WHAT TO DO: Report, word for word, every line of the material that contains "project".

TASK MATERIAL:
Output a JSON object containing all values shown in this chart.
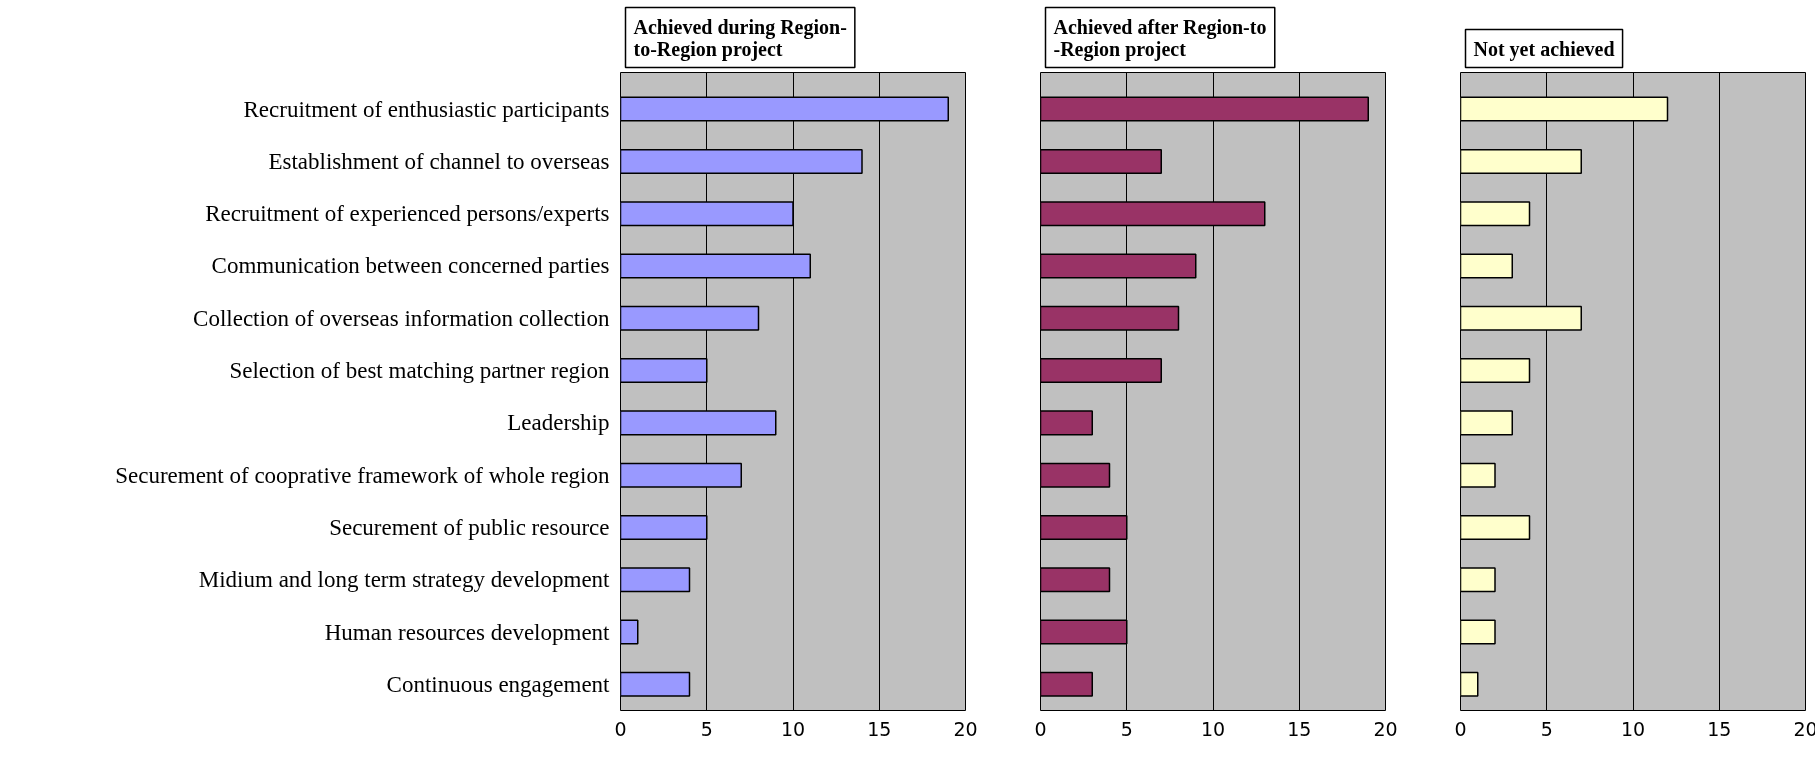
{
  "chart_data": [
    {
      "type": "bar",
      "orientation": "horizontal",
      "title": "Achieved during Region-to-Region project",
      "categories": [
        "Recruitment of enthusiastic participants",
        "Establishment of channel to overseas",
        "Recruitment of experienced persons/experts",
        "Communication between concerned parties",
        "Collection of overseas information collection",
        "Selection of best matching partner region",
        "Leadership",
        "Securement of cooprative framework of whole region",
        "Securement of public resource",
        "Midium and long term strategy development",
        "Human resources development",
        "Continuous engagement"
      ],
      "values": [
        19,
        14,
        10,
        11,
        8,
        5,
        9,
        7,
        5,
        4,
        1,
        4
      ],
      "color": "#9999ff",
      "xlim": [
        0,
        20
      ],
      "xticks": [
        0,
        5,
        10,
        15,
        20
      ],
      "grid": "x"
    },
    {
      "type": "bar",
      "orientation": "horizontal",
      "title": "Achieved after Region-to -Region project",
      "categories": [
        null,
        null,
        null,
        null,
        null,
        null,
        null,
        null,
        null,
        null,
        null,
        null
      ],
      "values": [
        19,
        7,
        13,
        9,
        8,
        7,
        3,
        4,
        5,
        4,
        5,
        3
      ],
      "color": "#993366",
      "xlim": [
        0,
        20
      ],
      "xticks": [
        0,
        5,
        10,
        15,
        20
      ],
      "grid": "x",
      "tick_labels": "x"
    },
    {
      "type": "bar",
      "orientation": "horizontal",
      "title": "Not yet achieved",
      "categories": [
        null,
        null,
        null,
        null,
        null,
        null,
        null,
        null,
        null,
        null,
        null,
        null
      ],
      "values": [
        12,
        7,
        4,
        3,
        7,
        4,
        3,
        2,
        4,
        2,
        2,
        1
      ],
      "color": "#ffffcc",
      "xlim": [
        0,
        20
      ],
      "xticks": [
        0,
        5,
        10,
        15,
        20
      ],
      "grid": "x",
      "tick_labels": "x"
    }
  ]
}
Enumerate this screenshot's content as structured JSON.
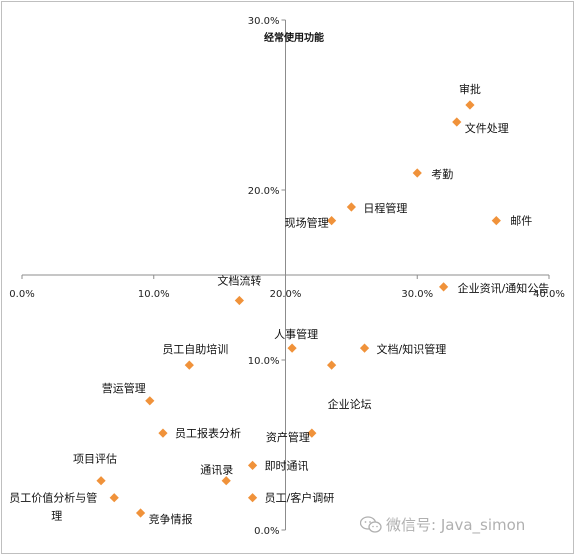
{
  "chart_data": {
    "type": "scatter",
    "title": "经常使用功能",
    "xlabel": "",
    "ylabel": "",
    "xlim": [
      0,
      40
    ],
    "ylim": [
      0,
      30
    ],
    "x_ticks": [
      "0.0%",
      "10.0%",
      "20.0%",
      "30.0%",
      "40.0%"
    ],
    "y_ticks": [
      "0.0%",
      "10.0%",
      "20.0%",
      "30.0%"
    ],
    "marker_color": "#f0923a",
    "grid": false,
    "points": [
      {
        "label": "审批",
        "x": 34.0,
        "y": 25.0
      },
      {
        "label": "文件处理",
        "x": 33.0,
        "y": 24.0
      },
      {
        "label": "考勤",
        "x": 30.0,
        "y": 21.0
      },
      {
        "label": "日程管理",
        "x": 25.0,
        "y": 19.0
      },
      {
        "label": "现场管理",
        "x": 23.5,
        "y": 18.2
      },
      {
        "label": "邮件",
        "x": 36.0,
        "y": 18.2
      },
      {
        "label": "企业资讯/通知公告",
        "x": 32.0,
        "y": 14.3
      },
      {
        "label": "文档流转",
        "x": 16.5,
        "y": 13.5
      },
      {
        "label": "人事管理",
        "x": 20.5,
        "y": 10.7
      },
      {
        "label": "文档/知识管理",
        "x": 26.0,
        "y": 10.7
      },
      {
        "label": "员工自助培训",
        "x": 12.7,
        "y": 9.7
      },
      {
        "label": "企业论坛",
        "x": 23.5,
        "y": 9.7
      },
      {
        "label": "营运管理",
        "x": 9.7,
        "y": 7.6
      },
      {
        "label": "员工报表分析",
        "x": 10.7,
        "y": 5.7
      },
      {
        "label": "资产管理",
        "x": 22.0,
        "y": 5.7
      },
      {
        "label": "即时通讯",
        "x": 17.5,
        "y": 3.8
      },
      {
        "label": "通讯录",
        "x": 15.5,
        "y": 2.9
      },
      {
        "label": "项目评估",
        "x": 6.0,
        "y": 2.9
      },
      {
        "label": "员工价值分析与管理",
        "x": 7.0,
        "y": 1.9
      },
      {
        "label": "员工/客户调研",
        "x": 17.5,
        "y": 1.9
      },
      {
        "label": "竞争情报",
        "x": 9.0,
        "y": 1.0
      }
    ]
  },
  "watermark": {
    "icon": "wechat-icon",
    "text": "微信号: Java_simon"
  }
}
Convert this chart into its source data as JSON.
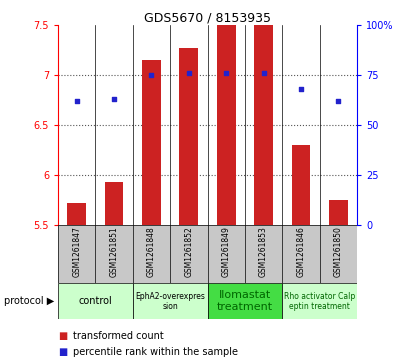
{
  "title": "GDS5670 / 8153935",
  "samples": [
    "GSM1261847",
    "GSM1261851",
    "GSM1261848",
    "GSM1261852",
    "GSM1261849",
    "GSM1261853",
    "GSM1261846",
    "GSM1261850"
  ],
  "bar_values": [
    5.72,
    5.93,
    7.15,
    7.27,
    7.5,
    7.5,
    6.3,
    5.75
  ],
  "bar_bottom": 5.5,
  "percentile_values": [
    62,
    63,
    75,
    76,
    76,
    76,
    68,
    62
  ],
  "ylim_left": [
    5.5,
    7.5
  ],
  "ylim_right": [
    0,
    100
  ],
  "yticks_left": [
    5.5,
    6.0,
    6.5,
    7.0,
    7.5
  ],
  "yticks_right": [
    0,
    25,
    50,
    75,
    100
  ],
  "bar_color": "#cc2222",
  "dot_color": "#2222cc",
  "protocols": [
    {
      "label": "control",
      "indices": [
        0,
        1
      ],
      "color": "#ccffcc",
      "text_color": "#000000",
      "fontsize": 7
    },
    {
      "label": "EphA2-overexpres\nsion",
      "indices": [
        2,
        3
      ],
      "color": "#ccffcc",
      "text_color": "#000000",
      "fontsize": 5.5
    },
    {
      "label": "Ilomastat\ntreatment",
      "indices": [
        4,
        5
      ],
      "color": "#44dd44",
      "text_color": "#006600",
      "fontsize": 8
    },
    {
      "label": "Rho activator Calp\neptin treatment",
      "indices": [
        6,
        7
      ],
      "color": "#ccffcc",
      "text_color": "#006600",
      "fontsize": 5.5
    }
  ],
  "legend_items": [
    {
      "label": "transformed count",
      "color": "#cc2222"
    },
    {
      "label": "percentile rank within the sample",
      "color": "#2222cc"
    }
  ],
  "bg_color_sample": "#c8c8c8",
  "bg_color_plot": "#ffffff",
  "grid_color": "#555555",
  "ytick_left_labels": [
    "5.5",
    "6",
    "6.5",
    "7",
    "7.5"
  ],
  "ytick_right_labels": [
    "0",
    "25",
    "50",
    "75",
    "100%"
  ]
}
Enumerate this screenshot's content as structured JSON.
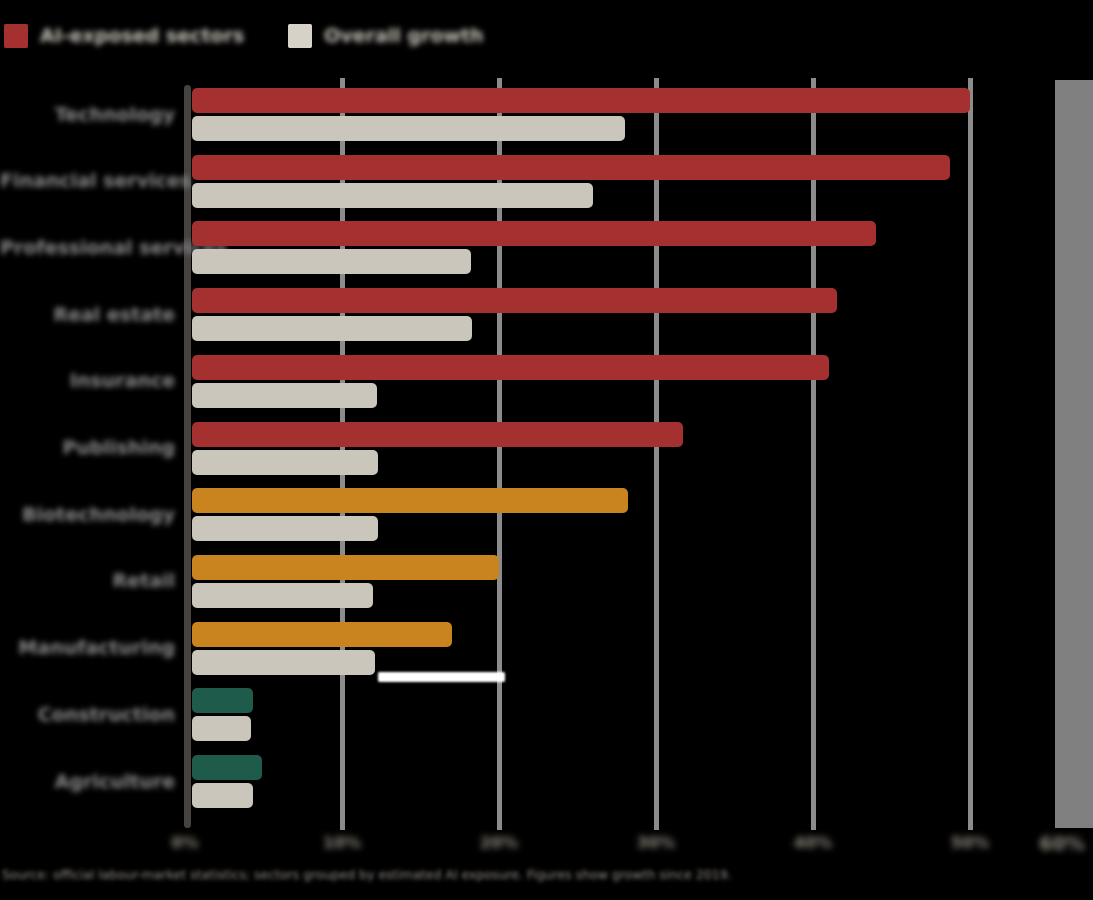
{
  "colors": {
    "high": "#a53030",
    "medium": "#c9831f",
    "low": "#1f5b4a",
    "baseline_bar": "#cbc6bb",
    "legend_swatch_gray": "#d6d2c8",
    "gridline": "#8c8c8c",
    "axis": "#45423f",
    "highlight": "#ffffff",
    "background": "#000000"
  },
  "legend": {
    "item1_label": "AI-exposed sectors",
    "item2_label": "Overall growth"
  },
  "footnote": "Source: official labour-market statistics; sectors grouped by estimated AI exposure. Figures show growth since 2019.",
  "chart_data": {
    "type": "bar",
    "orientation": "horizontal",
    "title": "",
    "xlabel": "",
    "ylabel": "",
    "unit": "%",
    "xlim": [
      0,
      60
    ],
    "x_ticks": [
      "0%",
      "10%",
      "20%",
      "30%",
      "40%",
      "50%",
      "60%"
    ],
    "grid": true,
    "legend_position": "top-left",
    "categories": [
      "Technology",
      "Financial services",
      "Professional services",
      "Real estate",
      "Insurance",
      "Publishing",
      "Biotechnology",
      "Retail",
      "Manufacturing",
      "Construction",
      "Agriculture"
    ],
    "category_levels": [
      "high",
      "high",
      "high",
      "high",
      "high",
      "high",
      "medium",
      "medium",
      "medium",
      "low",
      "low"
    ],
    "series": [
      {
        "name": "AI-exposed sectors",
        "values": [
          50,
          48.7,
          44,
          41.5,
          41,
          31.7,
          28.2,
          20,
          17,
          4.3,
          4.9
        ]
      },
      {
        "name": "Overall growth",
        "values": [
          28,
          26,
          18.2,
          18.3,
          12.2,
          12.3,
          12.3,
          12,
          12.1,
          4.2,
          4.3
        ]
      }
    ]
  }
}
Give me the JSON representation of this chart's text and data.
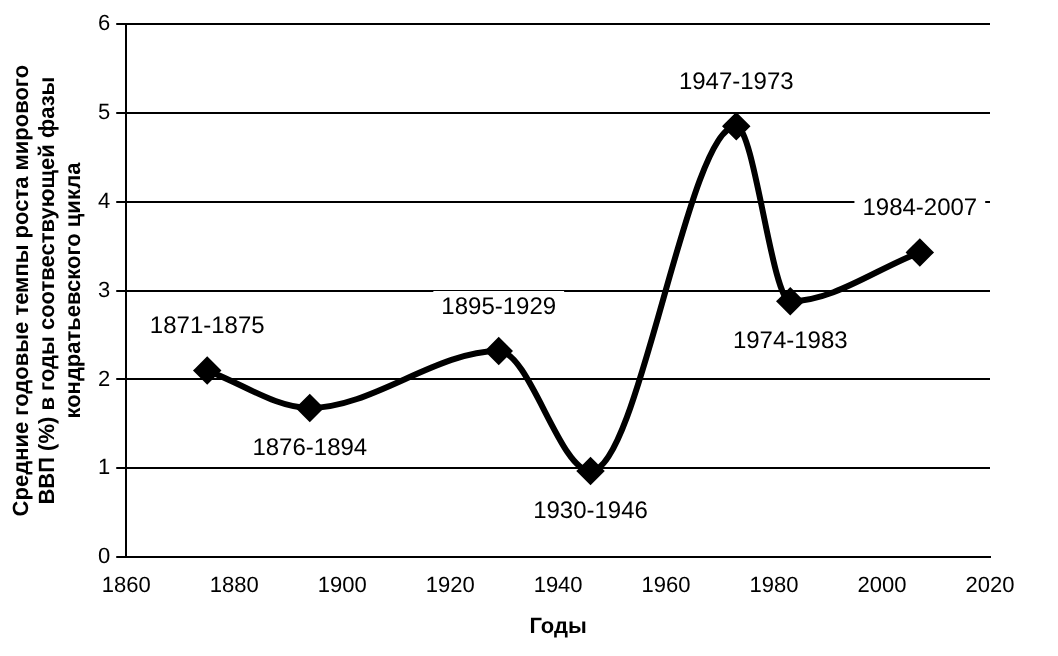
{
  "chart_data": {
    "type": "line",
    "xlabel": "Годы",
    "ylabel": "Средние годовые темпы роста мирового ВВП (%) в годы соотвествующей фазы кондратьевского цикла",
    "x": [
      1875,
      1894,
      1929,
      1946,
      1973,
      1983,
      2007
    ],
    "series": [
      {
        "color": "#000000",
        "values": [
          2.1,
          1.68,
          2.32,
          0.97,
          4.85,
          2.88,
          3.43
        ]
      }
    ],
    "xlim": [
      1860,
      2020
    ],
    "xticks": [
      1860,
      1880,
      1900,
      1920,
      1940,
      1960,
      1980,
      2000,
      2020
    ],
    "ylim": [
      0,
      6
    ],
    "yticks": [
      0,
      1,
      2,
      3,
      4,
      5,
      6
    ],
    "grid": "y",
    "legend": false,
    "marker": "diamond",
    "line_style": "solid",
    "annotations": [
      {
        "text": "1871-1875",
        "x": 1875,
        "y": 2.1
      },
      {
        "text": "1876-1894",
        "x": 1894,
        "y": 1.68
      },
      {
        "text": "1895-1929",
        "x": 1929,
        "y": 2.32
      },
      {
        "text": "1930-1946",
        "x": 1946,
        "y": 0.97
      },
      {
        "text": "1947-1973",
        "x": 1973,
        "y": 4.85
      },
      {
        "text": "1974-1983",
        "x": 1983,
        "y": 2.88
      },
      {
        "text": "1984-2007",
        "x": 2007,
        "y": 3.43
      }
    ]
  }
}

FINISHED ANSWER:
      "title": "Achieved during Region-to-Region project",
      "title": "Achieved after Region-to -Region project",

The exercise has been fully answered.